(GIVEN DATA Opens)

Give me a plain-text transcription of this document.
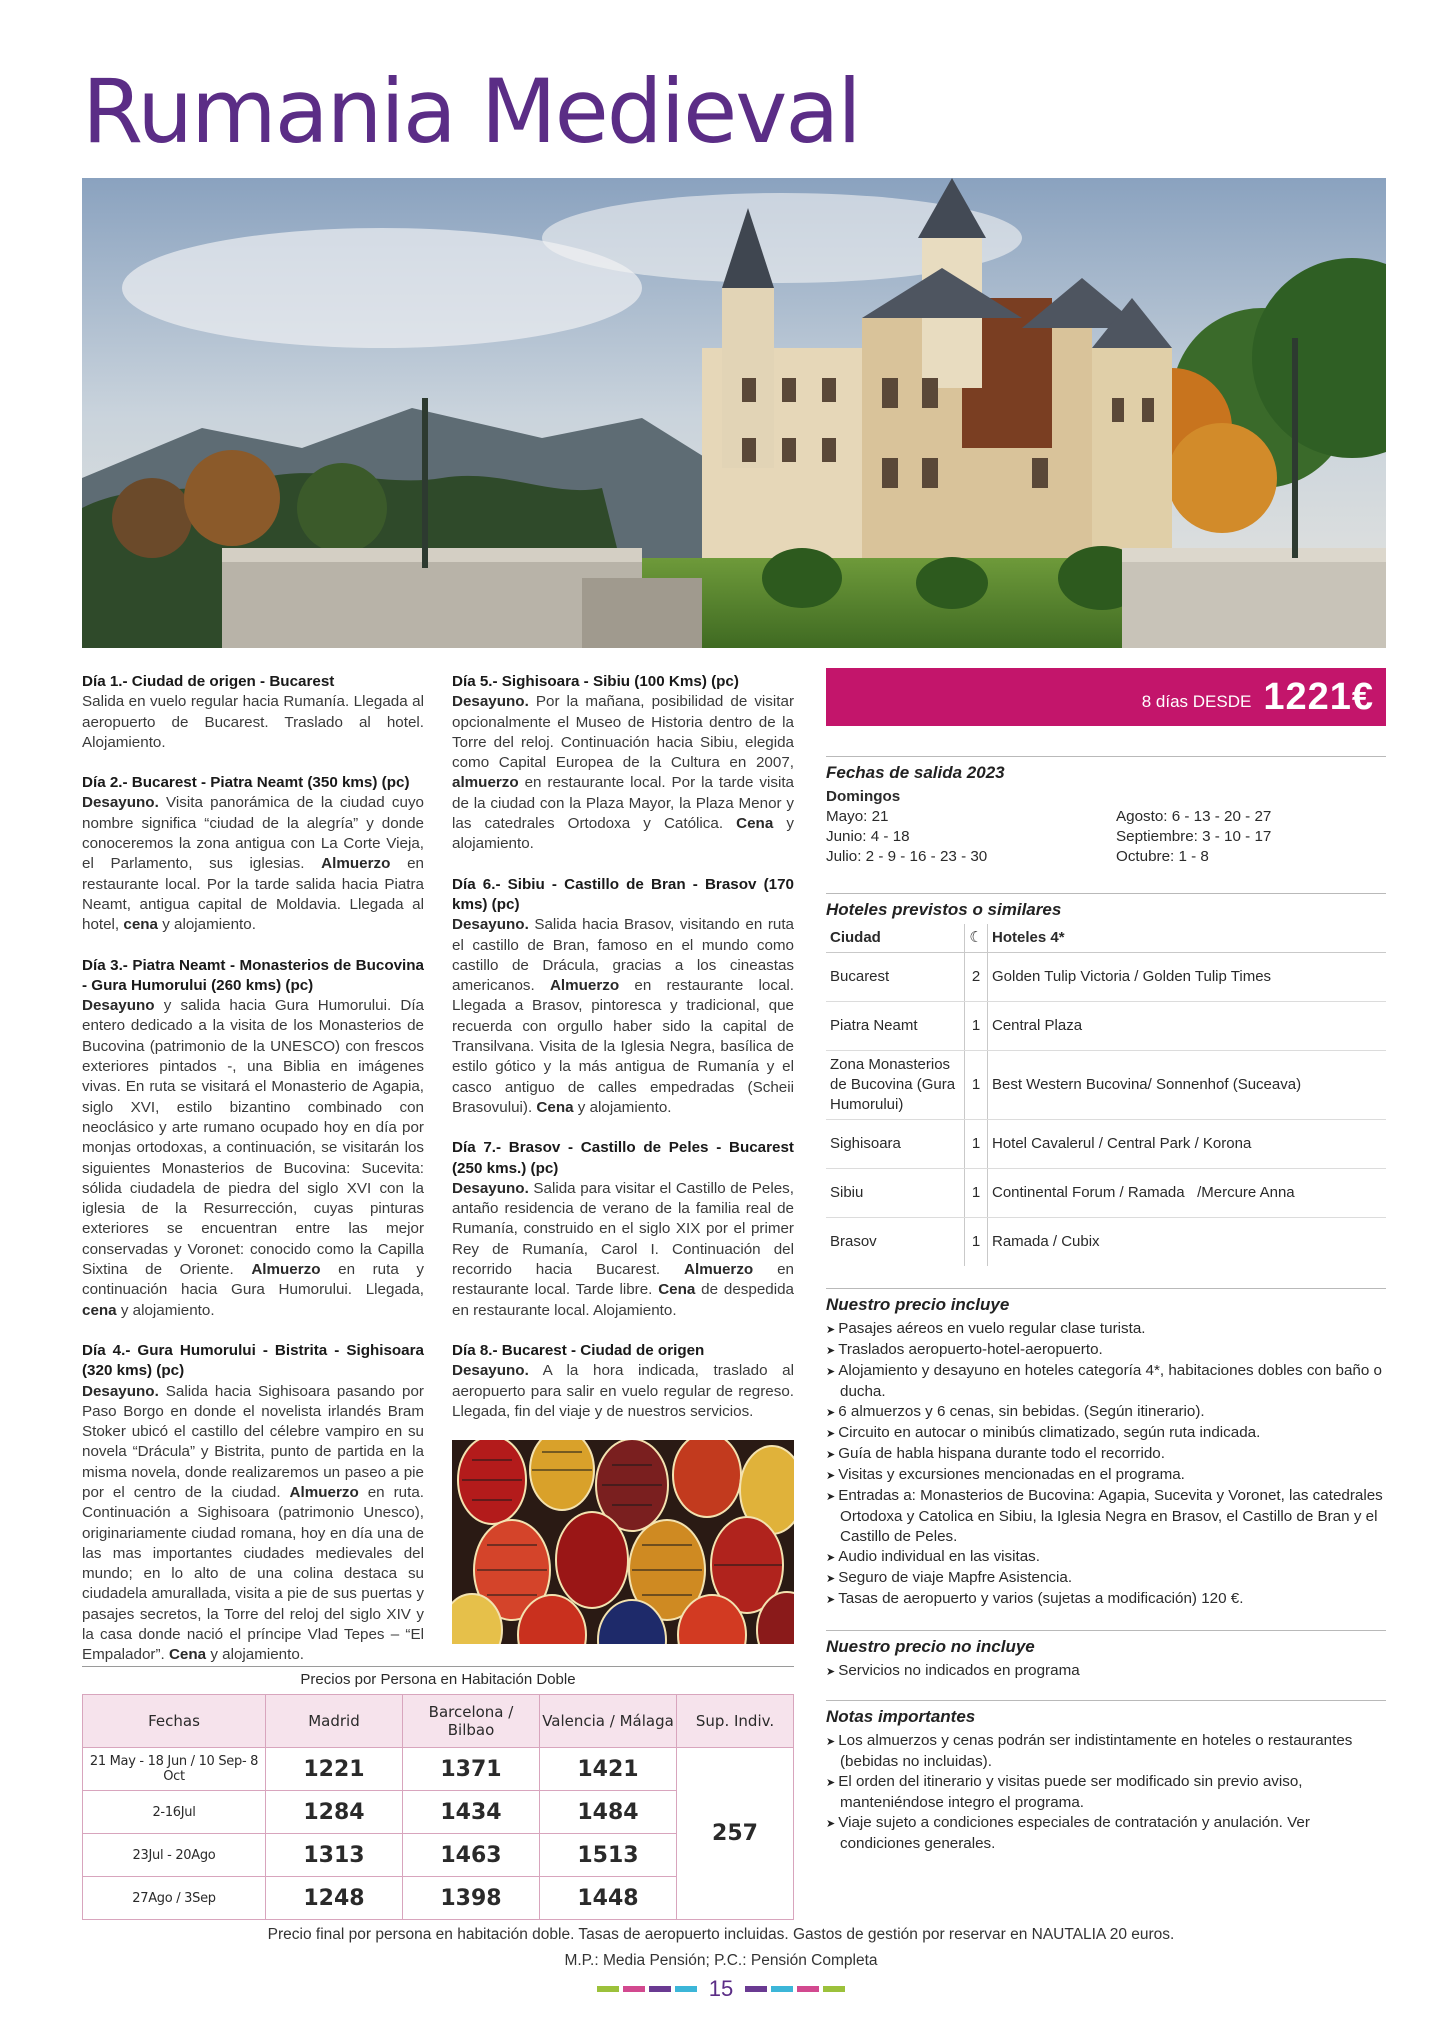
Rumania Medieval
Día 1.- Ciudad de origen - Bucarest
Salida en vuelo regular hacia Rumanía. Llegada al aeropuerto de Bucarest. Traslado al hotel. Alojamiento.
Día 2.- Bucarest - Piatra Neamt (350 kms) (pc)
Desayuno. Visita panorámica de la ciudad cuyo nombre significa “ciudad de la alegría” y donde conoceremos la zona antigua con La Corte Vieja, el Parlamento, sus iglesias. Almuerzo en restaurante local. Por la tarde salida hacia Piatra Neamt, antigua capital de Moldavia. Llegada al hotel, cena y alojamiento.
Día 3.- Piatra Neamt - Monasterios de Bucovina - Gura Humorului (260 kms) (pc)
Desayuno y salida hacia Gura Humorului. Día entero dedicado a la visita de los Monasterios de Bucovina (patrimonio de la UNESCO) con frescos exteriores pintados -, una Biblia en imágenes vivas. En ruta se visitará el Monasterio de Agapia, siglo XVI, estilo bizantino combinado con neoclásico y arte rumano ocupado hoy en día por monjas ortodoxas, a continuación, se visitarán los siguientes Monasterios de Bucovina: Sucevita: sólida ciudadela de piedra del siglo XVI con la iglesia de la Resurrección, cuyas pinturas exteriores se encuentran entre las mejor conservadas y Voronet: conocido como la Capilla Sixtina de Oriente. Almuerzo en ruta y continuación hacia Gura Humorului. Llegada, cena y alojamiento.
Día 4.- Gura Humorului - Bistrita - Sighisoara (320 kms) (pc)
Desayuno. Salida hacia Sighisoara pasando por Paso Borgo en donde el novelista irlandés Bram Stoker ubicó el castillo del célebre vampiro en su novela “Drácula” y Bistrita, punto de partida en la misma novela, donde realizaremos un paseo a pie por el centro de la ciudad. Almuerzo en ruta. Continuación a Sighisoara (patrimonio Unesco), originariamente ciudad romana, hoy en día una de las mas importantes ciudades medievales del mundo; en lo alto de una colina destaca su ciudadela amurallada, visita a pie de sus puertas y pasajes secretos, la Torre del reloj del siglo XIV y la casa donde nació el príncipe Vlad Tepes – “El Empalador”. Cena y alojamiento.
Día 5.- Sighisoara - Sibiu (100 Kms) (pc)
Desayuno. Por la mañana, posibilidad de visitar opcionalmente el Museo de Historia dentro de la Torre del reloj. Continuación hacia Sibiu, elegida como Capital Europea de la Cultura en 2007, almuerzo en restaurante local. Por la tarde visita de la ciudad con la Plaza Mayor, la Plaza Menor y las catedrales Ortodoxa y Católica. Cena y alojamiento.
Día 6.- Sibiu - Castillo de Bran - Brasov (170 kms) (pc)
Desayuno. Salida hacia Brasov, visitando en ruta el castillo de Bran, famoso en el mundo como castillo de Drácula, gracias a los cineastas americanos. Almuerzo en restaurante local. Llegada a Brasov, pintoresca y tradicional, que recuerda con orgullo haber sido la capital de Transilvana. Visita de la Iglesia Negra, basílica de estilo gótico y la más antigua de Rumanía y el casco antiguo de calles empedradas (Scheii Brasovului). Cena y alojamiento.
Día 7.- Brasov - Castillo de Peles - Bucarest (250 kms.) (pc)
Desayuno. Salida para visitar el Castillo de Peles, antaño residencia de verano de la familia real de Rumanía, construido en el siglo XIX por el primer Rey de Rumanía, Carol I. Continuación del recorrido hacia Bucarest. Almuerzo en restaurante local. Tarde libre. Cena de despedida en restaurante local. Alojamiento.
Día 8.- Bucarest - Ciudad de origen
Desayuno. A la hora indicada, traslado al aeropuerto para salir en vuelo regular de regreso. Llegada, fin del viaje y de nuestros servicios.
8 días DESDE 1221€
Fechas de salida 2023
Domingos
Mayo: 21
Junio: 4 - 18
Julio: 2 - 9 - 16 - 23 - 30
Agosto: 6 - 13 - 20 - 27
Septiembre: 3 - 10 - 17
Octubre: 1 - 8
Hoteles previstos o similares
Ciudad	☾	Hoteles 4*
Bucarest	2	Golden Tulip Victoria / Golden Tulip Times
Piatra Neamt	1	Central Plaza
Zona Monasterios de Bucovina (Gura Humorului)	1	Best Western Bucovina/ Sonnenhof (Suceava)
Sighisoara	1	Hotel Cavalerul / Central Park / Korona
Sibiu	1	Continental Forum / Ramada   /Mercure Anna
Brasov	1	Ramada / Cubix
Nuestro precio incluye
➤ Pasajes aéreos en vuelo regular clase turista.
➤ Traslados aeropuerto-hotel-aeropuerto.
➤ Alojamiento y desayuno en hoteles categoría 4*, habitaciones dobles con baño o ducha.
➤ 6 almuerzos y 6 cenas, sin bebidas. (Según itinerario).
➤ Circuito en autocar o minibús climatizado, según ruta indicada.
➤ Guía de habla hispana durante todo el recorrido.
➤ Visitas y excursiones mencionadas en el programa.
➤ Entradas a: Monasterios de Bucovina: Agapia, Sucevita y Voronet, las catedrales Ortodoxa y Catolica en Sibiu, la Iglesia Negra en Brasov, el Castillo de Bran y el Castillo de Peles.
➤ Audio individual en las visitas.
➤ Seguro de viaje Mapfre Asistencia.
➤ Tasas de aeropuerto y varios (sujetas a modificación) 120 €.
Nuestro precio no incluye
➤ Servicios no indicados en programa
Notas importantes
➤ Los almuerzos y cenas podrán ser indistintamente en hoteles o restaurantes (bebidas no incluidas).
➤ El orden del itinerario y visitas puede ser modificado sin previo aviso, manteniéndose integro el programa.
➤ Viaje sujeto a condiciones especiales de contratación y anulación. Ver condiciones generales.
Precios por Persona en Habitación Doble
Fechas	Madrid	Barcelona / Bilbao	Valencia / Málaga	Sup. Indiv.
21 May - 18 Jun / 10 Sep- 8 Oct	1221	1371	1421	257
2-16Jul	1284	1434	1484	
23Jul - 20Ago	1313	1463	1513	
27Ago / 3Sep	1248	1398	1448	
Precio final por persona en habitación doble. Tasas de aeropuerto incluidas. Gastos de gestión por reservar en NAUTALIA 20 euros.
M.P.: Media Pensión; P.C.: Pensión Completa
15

(GIVEN DATA Closes)
(GIVEN DATA Opens)

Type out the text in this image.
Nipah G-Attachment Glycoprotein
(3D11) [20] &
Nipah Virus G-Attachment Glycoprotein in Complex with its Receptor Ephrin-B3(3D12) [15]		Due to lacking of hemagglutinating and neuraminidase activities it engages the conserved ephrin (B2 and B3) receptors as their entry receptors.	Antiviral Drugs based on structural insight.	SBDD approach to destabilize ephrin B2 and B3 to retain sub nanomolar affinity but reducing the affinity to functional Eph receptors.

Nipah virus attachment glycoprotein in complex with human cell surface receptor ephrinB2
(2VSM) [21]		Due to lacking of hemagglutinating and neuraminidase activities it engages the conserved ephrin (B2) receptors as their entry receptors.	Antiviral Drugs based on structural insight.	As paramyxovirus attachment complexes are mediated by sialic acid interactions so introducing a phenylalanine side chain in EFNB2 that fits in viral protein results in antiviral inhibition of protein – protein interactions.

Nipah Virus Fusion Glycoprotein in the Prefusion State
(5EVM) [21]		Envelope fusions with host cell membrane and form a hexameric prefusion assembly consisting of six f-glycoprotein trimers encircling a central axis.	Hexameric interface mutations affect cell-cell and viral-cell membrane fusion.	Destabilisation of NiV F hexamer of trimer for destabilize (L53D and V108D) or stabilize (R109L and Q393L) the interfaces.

(GIVEN DATA Closes)
(GIVEN DATA Opens)

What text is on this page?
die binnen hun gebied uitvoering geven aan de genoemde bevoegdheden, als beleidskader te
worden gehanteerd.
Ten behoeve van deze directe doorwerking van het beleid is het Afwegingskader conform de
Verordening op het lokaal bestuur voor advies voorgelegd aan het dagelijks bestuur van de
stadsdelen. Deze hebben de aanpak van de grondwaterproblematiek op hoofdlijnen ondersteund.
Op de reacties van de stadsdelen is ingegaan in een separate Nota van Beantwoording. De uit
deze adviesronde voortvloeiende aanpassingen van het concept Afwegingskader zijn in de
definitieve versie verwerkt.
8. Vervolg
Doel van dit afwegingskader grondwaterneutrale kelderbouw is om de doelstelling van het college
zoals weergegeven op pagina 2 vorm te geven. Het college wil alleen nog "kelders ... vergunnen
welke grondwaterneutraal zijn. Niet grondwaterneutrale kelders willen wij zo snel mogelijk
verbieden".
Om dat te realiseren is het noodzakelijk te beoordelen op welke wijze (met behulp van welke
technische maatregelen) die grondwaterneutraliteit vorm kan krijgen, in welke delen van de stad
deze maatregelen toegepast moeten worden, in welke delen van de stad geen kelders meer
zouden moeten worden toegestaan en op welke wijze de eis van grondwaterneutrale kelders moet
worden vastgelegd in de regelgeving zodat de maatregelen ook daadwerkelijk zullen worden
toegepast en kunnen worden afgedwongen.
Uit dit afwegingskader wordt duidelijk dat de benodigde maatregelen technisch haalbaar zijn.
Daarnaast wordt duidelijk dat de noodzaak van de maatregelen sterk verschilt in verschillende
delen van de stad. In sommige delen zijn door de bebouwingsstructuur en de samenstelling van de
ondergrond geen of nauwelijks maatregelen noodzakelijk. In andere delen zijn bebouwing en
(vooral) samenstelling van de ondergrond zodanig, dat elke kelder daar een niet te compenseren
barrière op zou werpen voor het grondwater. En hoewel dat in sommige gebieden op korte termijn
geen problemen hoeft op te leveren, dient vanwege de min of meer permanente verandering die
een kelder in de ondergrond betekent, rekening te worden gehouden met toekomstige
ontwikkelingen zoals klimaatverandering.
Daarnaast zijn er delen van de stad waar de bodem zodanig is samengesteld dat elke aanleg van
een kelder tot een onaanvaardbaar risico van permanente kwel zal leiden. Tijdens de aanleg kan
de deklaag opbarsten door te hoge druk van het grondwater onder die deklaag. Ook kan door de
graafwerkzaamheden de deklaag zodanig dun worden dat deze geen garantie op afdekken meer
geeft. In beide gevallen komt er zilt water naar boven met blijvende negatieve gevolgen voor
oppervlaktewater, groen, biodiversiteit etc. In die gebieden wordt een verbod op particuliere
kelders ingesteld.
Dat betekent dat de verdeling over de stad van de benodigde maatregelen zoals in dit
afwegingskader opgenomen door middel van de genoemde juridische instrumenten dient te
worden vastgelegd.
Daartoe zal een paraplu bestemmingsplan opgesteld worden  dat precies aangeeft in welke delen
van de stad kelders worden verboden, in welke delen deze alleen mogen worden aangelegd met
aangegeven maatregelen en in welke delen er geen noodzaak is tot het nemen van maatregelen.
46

(GIVEN DATA Closes)

:: PROBLEM TO WORK ON ::
Extract every line above that contains the word "catedrales".

:: YOUR SOLUTION ::
Desayuno. Por la mañana, posibilidad de visitar opcionalmente el Museo de Historia dentro de la Torre del reloj. Continuación hacia Sibiu, elegida como Capital Europea de la Cultura en 2007, almuerzo en restaurante local. Por la tarde visita de la ciudad con la Plaza Mayor, la Plaza Menor y las catedrales Ortodoxa y Católica. Cena y alojamiento.
➤ Entradas a: Monasterios de Bucovina: Agapia, Sucevita y Voronet, las catedrales Ortodoxa y Catolica en Sibiu, la Iglesia Negra en Brasov, el Castillo de Bran y el Castillo de Peles.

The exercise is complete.